Dataset records
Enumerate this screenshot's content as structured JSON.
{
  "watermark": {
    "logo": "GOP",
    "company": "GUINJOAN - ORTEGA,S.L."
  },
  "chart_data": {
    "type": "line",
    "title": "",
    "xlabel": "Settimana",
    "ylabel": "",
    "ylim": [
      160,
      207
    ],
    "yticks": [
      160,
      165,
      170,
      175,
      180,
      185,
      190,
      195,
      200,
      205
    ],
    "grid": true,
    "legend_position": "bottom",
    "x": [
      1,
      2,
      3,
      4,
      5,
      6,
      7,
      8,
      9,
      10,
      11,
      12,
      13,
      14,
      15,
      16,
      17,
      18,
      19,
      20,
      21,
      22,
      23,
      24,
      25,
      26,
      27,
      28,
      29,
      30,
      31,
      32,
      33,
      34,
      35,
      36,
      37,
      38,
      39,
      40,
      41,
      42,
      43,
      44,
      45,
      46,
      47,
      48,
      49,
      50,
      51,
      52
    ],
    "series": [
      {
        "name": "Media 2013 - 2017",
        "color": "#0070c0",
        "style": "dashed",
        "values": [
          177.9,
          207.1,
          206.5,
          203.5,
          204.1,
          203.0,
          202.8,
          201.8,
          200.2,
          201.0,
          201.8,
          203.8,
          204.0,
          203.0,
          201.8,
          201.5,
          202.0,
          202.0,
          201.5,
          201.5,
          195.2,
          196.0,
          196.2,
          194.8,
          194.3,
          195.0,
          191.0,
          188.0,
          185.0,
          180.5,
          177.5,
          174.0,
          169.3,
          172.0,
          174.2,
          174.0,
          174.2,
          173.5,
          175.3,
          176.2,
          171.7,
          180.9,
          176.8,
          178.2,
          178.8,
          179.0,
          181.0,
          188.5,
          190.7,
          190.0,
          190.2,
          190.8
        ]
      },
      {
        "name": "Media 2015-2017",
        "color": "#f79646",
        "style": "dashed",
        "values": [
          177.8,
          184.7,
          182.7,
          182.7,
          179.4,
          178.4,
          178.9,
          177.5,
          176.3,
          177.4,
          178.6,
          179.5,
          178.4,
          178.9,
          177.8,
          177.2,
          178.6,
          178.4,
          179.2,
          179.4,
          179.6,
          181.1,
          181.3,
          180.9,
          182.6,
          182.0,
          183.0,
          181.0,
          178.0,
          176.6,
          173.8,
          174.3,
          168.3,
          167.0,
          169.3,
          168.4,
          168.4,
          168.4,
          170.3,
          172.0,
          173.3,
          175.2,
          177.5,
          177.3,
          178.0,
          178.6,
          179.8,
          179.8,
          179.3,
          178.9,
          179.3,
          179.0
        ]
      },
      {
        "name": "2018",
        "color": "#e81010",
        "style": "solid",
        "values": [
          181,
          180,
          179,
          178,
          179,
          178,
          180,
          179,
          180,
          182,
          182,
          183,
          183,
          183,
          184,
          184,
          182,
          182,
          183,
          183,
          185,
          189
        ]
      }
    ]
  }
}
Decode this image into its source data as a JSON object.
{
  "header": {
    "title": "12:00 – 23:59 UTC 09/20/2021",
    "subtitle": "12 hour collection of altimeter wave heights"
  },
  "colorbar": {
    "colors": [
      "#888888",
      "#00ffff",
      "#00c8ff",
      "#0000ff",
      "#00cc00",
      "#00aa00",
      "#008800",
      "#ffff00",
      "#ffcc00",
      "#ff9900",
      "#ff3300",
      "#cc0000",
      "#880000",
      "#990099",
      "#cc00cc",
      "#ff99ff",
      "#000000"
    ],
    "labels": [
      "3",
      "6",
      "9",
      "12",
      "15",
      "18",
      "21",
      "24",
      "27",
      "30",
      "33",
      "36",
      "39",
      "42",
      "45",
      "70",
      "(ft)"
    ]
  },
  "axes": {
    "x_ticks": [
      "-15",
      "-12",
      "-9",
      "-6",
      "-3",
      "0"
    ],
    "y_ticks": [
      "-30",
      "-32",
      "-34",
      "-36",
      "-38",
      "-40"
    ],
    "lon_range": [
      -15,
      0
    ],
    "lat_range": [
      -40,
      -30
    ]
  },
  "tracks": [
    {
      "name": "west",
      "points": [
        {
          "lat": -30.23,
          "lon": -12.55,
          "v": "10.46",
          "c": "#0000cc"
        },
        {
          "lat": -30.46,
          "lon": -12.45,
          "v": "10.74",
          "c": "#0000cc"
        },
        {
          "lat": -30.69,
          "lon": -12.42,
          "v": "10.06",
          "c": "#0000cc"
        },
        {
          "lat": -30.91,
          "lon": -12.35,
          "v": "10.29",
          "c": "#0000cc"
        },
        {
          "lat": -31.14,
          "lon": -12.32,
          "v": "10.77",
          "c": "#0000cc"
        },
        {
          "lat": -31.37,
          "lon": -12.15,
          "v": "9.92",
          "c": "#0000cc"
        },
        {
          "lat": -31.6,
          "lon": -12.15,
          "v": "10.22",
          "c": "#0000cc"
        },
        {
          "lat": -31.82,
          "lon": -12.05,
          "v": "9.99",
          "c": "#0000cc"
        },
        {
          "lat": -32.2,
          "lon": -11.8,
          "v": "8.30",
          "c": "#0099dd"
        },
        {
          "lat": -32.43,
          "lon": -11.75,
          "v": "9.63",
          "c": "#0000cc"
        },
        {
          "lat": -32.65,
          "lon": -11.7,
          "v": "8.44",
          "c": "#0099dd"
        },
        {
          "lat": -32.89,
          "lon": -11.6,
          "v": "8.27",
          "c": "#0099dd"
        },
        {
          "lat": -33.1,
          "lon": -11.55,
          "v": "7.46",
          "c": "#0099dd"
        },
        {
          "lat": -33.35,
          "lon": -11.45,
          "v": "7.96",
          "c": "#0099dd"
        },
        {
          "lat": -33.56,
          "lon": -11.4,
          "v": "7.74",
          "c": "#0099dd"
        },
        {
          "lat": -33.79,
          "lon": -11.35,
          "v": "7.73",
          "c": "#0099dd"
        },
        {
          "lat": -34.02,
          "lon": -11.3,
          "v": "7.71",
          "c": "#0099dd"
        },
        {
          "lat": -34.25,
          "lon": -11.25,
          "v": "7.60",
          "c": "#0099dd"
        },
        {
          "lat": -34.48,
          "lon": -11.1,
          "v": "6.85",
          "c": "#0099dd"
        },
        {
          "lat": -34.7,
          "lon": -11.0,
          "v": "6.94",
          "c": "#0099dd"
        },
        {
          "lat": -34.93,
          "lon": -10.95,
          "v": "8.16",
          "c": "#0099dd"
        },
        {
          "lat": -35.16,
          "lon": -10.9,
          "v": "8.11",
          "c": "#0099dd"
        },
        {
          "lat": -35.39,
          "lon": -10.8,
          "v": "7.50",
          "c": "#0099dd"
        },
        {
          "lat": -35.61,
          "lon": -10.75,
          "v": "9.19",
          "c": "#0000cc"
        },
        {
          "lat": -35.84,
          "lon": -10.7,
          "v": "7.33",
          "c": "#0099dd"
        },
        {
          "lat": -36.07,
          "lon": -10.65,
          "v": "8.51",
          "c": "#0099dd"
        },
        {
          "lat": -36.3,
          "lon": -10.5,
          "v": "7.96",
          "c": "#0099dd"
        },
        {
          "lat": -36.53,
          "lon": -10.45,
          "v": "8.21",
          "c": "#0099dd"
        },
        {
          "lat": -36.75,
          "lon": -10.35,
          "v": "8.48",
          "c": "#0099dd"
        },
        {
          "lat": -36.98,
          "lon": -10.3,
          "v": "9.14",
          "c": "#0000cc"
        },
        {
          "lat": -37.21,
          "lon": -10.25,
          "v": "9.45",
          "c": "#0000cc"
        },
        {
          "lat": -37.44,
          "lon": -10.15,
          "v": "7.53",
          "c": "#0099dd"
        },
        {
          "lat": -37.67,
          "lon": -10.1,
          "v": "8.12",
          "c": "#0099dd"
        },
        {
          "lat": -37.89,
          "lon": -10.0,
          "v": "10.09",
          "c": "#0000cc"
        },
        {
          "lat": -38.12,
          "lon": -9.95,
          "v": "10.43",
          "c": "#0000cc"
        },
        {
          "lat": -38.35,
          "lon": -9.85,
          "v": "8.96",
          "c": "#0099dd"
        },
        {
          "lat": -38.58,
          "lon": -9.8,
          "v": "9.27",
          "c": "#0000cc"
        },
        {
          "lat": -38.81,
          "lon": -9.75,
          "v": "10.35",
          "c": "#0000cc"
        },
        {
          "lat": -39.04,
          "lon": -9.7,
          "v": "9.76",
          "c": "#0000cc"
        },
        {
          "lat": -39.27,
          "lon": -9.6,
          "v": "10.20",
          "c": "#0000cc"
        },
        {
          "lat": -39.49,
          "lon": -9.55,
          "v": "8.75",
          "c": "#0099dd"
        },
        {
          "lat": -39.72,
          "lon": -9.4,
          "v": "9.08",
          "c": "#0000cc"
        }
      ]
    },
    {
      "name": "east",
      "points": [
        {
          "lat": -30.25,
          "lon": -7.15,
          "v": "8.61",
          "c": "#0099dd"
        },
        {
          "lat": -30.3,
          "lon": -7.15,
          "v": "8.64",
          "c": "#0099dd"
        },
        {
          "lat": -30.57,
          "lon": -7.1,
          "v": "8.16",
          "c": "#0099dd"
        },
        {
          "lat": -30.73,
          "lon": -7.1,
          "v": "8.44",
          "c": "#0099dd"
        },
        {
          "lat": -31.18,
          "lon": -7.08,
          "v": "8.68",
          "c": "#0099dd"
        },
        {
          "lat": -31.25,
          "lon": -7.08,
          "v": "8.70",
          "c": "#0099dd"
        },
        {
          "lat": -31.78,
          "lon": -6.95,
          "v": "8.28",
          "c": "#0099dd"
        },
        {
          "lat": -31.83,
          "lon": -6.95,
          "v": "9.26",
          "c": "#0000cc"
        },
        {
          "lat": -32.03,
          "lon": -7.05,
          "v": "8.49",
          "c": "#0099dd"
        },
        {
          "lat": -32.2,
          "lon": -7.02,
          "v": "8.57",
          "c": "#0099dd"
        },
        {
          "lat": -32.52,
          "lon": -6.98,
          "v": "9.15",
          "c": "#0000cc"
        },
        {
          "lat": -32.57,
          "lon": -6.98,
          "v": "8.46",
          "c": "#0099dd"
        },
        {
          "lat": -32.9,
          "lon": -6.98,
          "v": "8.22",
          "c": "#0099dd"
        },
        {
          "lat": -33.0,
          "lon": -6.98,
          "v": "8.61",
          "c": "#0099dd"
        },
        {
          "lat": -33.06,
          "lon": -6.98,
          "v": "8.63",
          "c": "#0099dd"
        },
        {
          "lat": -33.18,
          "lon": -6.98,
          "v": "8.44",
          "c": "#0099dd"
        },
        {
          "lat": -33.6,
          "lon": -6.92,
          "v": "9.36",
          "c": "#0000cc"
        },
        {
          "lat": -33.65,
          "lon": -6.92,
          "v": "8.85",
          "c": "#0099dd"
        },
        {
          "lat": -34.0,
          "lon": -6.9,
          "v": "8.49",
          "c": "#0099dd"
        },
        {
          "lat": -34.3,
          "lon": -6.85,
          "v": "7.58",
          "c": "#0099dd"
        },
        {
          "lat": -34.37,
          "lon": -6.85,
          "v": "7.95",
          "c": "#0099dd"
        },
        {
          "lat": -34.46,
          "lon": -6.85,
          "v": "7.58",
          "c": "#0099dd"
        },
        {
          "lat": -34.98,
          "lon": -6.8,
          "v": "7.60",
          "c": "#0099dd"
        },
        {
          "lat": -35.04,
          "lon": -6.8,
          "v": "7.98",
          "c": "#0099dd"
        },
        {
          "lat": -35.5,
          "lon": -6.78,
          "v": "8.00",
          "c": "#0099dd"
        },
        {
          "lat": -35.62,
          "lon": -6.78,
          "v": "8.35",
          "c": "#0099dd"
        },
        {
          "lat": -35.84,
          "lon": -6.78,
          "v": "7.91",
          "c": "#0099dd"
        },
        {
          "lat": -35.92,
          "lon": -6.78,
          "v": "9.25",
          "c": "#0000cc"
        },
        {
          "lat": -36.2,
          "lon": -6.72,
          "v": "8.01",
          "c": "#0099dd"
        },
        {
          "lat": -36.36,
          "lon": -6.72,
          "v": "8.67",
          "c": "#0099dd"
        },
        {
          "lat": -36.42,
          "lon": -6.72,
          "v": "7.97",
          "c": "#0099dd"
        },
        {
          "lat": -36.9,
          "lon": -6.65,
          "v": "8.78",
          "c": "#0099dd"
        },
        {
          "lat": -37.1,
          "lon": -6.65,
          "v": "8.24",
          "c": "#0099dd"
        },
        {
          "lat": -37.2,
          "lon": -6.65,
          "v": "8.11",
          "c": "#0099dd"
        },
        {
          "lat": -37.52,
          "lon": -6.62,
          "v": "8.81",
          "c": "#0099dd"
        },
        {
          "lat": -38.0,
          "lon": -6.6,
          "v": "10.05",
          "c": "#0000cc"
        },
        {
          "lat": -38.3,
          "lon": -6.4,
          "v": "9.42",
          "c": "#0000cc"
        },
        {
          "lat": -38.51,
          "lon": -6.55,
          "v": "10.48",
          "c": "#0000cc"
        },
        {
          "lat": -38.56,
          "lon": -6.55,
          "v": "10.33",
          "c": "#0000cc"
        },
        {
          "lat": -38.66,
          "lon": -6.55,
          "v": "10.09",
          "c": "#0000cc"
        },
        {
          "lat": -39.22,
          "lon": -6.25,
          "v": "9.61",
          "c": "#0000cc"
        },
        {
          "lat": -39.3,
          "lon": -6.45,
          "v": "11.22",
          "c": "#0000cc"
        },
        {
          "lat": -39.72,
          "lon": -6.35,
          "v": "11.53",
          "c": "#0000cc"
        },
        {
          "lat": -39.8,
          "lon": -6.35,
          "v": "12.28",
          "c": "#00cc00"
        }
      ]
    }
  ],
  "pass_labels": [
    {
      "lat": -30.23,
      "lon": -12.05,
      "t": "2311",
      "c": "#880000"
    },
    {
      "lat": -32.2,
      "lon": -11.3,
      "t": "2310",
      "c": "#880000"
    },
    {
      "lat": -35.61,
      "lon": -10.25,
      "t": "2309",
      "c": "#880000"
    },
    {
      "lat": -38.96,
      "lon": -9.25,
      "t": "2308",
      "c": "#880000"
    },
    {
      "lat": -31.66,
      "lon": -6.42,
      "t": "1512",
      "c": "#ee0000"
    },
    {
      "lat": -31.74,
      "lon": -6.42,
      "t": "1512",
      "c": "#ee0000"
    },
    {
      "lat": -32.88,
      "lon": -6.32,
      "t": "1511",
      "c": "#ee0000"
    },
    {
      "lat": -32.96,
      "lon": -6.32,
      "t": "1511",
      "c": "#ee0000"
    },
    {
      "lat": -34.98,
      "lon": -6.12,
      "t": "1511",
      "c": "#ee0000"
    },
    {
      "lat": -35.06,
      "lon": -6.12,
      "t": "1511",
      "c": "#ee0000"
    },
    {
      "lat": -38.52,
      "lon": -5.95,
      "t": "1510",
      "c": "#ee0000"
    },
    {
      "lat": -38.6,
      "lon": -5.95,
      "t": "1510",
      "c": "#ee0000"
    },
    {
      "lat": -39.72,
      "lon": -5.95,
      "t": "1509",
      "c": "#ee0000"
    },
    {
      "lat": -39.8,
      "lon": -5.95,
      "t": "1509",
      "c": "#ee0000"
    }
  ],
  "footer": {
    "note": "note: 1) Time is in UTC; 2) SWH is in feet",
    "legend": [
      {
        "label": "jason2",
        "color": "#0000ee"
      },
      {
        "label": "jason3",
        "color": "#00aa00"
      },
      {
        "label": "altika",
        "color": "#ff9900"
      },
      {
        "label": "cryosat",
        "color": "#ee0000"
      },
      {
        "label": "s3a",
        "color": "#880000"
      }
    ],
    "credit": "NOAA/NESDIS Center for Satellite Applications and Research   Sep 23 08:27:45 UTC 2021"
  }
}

What to produce: Count the lines above that contain the word "name", and reply with only that number.

Task answer: 5